## Exercise objective
Copy exactly the stretch of lines from the one holding "Transcribe this image's" through the last line of the data below, inclusive. Leave out pictures.

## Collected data
BEGIN

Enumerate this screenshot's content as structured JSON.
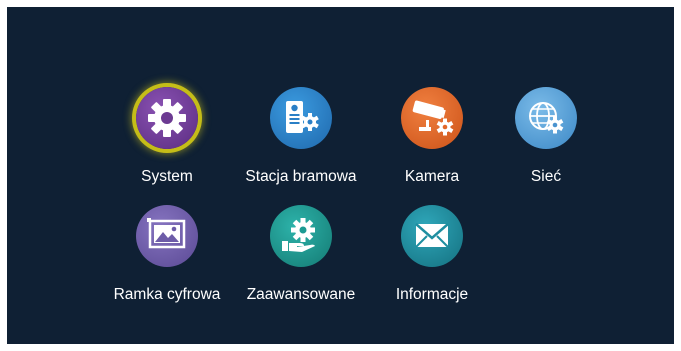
{
  "menu": {
    "items": [
      {
        "label": "System",
        "icon": "gear-icon",
        "color": "#6c3a92",
        "selected": true
      },
      {
        "label": "Stacja bramowa",
        "icon": "door-station-icon",
        "color": "#2a7fc6",
        "selected": false
      },
      {
        "label": "Kamera",
        "icon": "cctv-camera-icon",
        "color": "#e2672a",
        "selected": false
      },
      {
        "label": "Sieć",
        "icon": "network-globe-icon",
        "color": "#5aa3da",
        "selected": false
      },
      {
        "label": "Ramka cyfrowa",
        "icon": "photo-frame-icon",
        "color": "#6d5ca8",
        "selected": false
      },
      {
        "label": "Zaawansowane",
        "icon": "hand-gear-icon",
        "color": "#1c9a92",
        "selected": false
      },
      {
        "label": "Informacje",
        "icon": "envelope-icon",
        "color": "#1e8ea0",
        "selected": false
      }
    ]
  },
  "colors": {
    "background": "#0f2034",
    "selection_ring": "#c5bd18"
  }
}
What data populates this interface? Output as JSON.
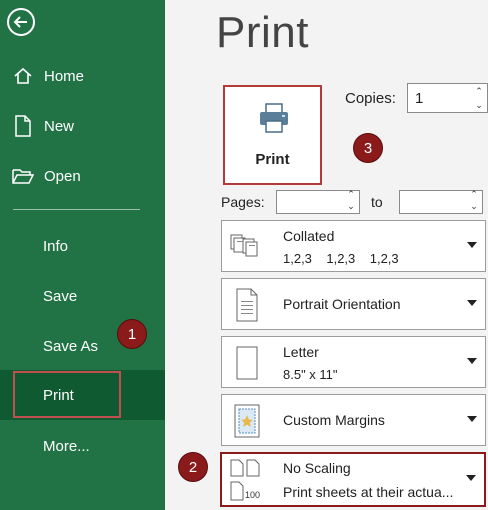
{
  "sidebar": {
    "items": [
      {
        "label": "Home"
      },
      {
        "label": "New"
      },
      {
        "label": "Open"
      },
      {
        "label": "Info"
      },
      {
        "label": "Save"
      },
      {
        "label": "Save As"
      },
      {
        "label": "Print"
      },
      {
        "label": "More..."
      }
    ]
  },
  "main": {
    "title": "Print",
    "print_button_label": "Print",
    "copies_label": "Copies:",
    "copies_value": "1",
    "pages_label": "Pages:",
    "to_label": "to",
    "settings": [
      {
        "line1": "Collated",
        "line2": "1,2,3    1,2,3    1,2,3"
      },
      {
        "line1": "Portrait Orientation"
      },
      {
        "line1": "Letter",
        "line2": "8.5\" x 11\""
      },
      {
        "line1": "Custom Margins"
      },
      {
        "line1": "No Scaling",
        "line2": "Print sheets at their actua..."
      }
    ]
  },
  "badges": [
    "1",
    "2",
    "3"
  ],
  "colors": {
    "sidebar": "#217346",
    "sidebar_selected": "#0f5a30",
    "highlight": "#b23a3a",
    "badge": "#8b1a1a"
  }
}
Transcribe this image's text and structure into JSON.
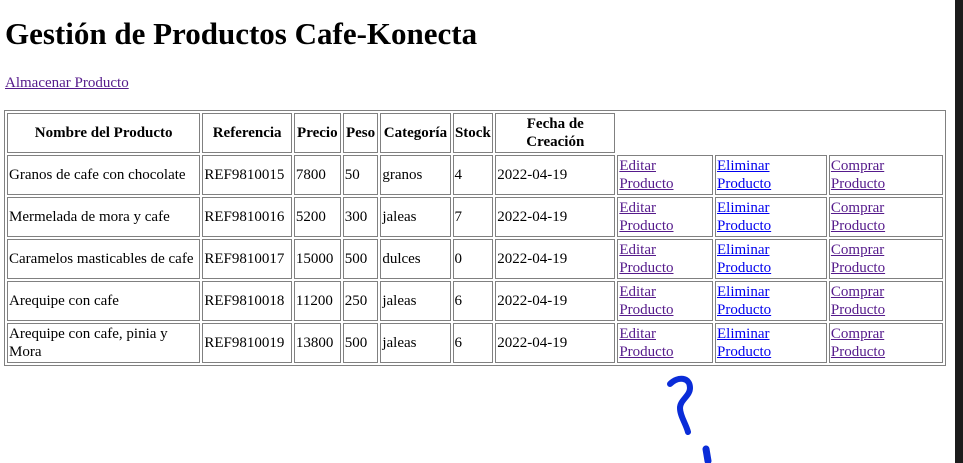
{
  "page": {
    "title": "Gestión de Productos Cafe-Konecta",
    "store_link": "Almacenar Producto"
  },
  "table": {
    "headers": [
      "Nombre del Producto",
      "Referencia",
      "Precio",
      "Peso",
      "Categoría",
      "Stock",
      "Fecha de Creación"
    ],
    "rows": [
      {
        "nombre": "Granos de cafe con chocolate",
        "referencia": "REF9810015",
        "precio": "7800",
        "peso": "50",
        "categoria": "granos",
        "stock": "4",
        "fecha": "2022-04-19"
      },
      {
        "nombre": "Mermelada de mora y cafe",
        "referencia": "REF9810016",
        "precio": "5200",
        "peso": "300",
        "categoria": "jaleas",
        "stock": "7",
        "fecha": "2022-04-19"
      },
      {
        "nombre": "Caramelos masticables de cafe",
        "referencia": "REF9810017",
        "precio": "15000",
        "peso": "500",
        "categoria": "dulces",
        "stock": "0",
        "fecha": "2022-04-19"
      },
      {
        "nombre": "Arequipe con cafe",
        "referencia": "REF9810018",
        "precio": "11200",
        "peso": "250",
        "categoria": "jaleas",
        "stock": "6",
        "fecha": "2022-04-19"
      },
      {
        "nombre": "Arequipe con cafe, pinia y Mora",
        "referencia": "REF9810019",
        "precio": "13800",
        "peso": "500",
        "categoria": "jaleas",
        "stock": "6",
        "fecha": "2022-04-19"
      }
    ],
    "actions": {
      "edit": "Editar Producto",
      "delete": "Eliminar Producto",
      "buy": "Comprar Producto"
    }
  },
  "colors": {
    "link_visited": "#551a8b",
    "link_unvisited": "#0000ee",
    "border": "#808080",
    "annotation_ink": "#0a2cd8"
  },
  "annotation": {
    "icon": "handwritten-question-mark-icon",
    "text": "?"
  }
}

END

## Task response
Transcribe this image's text and structure into JSON.
{
  "page": {
    "title": "Gestión de Productos Cafe-Konecta",
    "store_link": "Almacenar Producto"
  },
  "table": {
    "headers": [
      "Nombre del Producto",
      "Referencia",
      "Precio",
      "Peso",
      "Categoría",
      "Stock",
      "Fecha de Creación"
    ],
    "rows": [
      {
        "nombre": "Granos de cafe con chocolate",
        "referencia": "REF9810015",
        "precio": "7800",
        "peso": "50",
        "categoria": "granos",
        "stock": "4",
        "fecha": "2022-04-19"
      },
      {
        "nombre": "Mermelada de mora y cafe",
        "referencia": "REF9810016",
        "precio": "5200",
        "peso": "300",
        "categoria": "jaleas",
        "stock": "7",
        "fecha": "2022-04-19"
      },
      {
        "nombre": "Caramelos masticables de cafe",
        "referencia": "REF9810017",
        "precio": "15000",
        "peso": "500",
        "categoria": "dulces",
        "stock": "0",
        "fecha": "2022-04-19"
      },
      {
        "nombre": "Arequipe con cafe",
        "referencia": "REF9810018",
        "precio": "11200",
        "peso": "250",
        "categoria": "jaleas",
        "stock": "6",
        "fecha": "2022-04-19"
      },
      {
        "nombre": "Arequipe con cafe, pinia y Mora",
        "referencia": "REF9810019",
        "precio": "13800",
        "peso": "500",
        "categoria": "jaleas",
        "stock": "6",
        "fecha": "2022-04-19"
      }
    ],
    "actions": {
      "edit": "Editar Producto",
      "delete": "Eliminar Producto",
      "buy": "Comprar Producto"
    }
  },
  "colors": {
    "link_visited": "#551a8b",
    "link_unvisited": "#0000ee",
    "border": "#808080",
    "annotation_ink": "#0a2cd8"
  },
  "annotation": {
    "icon": "handwritten-question-mark-icon",
    "text": "?"
  }
}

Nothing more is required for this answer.